-- Start of Record list --

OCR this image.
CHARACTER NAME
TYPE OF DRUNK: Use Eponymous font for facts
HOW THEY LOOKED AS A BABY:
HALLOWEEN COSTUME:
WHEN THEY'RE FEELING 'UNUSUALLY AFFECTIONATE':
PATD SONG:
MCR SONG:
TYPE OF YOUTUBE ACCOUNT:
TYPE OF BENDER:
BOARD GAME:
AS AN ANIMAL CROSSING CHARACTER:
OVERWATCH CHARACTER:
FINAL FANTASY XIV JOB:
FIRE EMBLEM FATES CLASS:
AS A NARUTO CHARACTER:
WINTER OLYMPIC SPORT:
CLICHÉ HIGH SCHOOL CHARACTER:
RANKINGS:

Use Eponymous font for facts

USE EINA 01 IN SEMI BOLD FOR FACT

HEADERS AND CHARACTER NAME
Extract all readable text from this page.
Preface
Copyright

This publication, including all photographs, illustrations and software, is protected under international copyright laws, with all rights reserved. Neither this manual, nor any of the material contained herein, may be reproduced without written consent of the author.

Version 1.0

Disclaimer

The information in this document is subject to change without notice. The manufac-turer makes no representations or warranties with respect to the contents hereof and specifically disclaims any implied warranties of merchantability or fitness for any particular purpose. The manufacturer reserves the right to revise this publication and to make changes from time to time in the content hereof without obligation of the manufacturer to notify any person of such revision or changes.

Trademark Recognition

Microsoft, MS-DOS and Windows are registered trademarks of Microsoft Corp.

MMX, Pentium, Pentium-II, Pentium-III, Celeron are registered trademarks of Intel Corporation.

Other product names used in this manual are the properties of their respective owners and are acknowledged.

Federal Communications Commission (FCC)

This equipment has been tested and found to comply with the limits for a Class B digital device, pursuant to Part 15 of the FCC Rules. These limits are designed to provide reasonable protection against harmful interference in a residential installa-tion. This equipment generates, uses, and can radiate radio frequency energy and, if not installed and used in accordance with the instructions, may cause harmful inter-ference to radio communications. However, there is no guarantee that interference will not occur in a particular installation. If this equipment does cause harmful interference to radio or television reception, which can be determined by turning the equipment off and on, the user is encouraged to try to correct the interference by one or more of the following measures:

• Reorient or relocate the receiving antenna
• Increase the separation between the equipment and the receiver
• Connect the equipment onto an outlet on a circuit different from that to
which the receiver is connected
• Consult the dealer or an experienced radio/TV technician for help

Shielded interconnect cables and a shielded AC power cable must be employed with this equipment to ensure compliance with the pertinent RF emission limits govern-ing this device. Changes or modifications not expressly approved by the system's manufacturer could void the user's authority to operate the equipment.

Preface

-- End of Record list --

Count how many lines above carry the word "manual". Only the number is required.

**Response for this exercise:** 2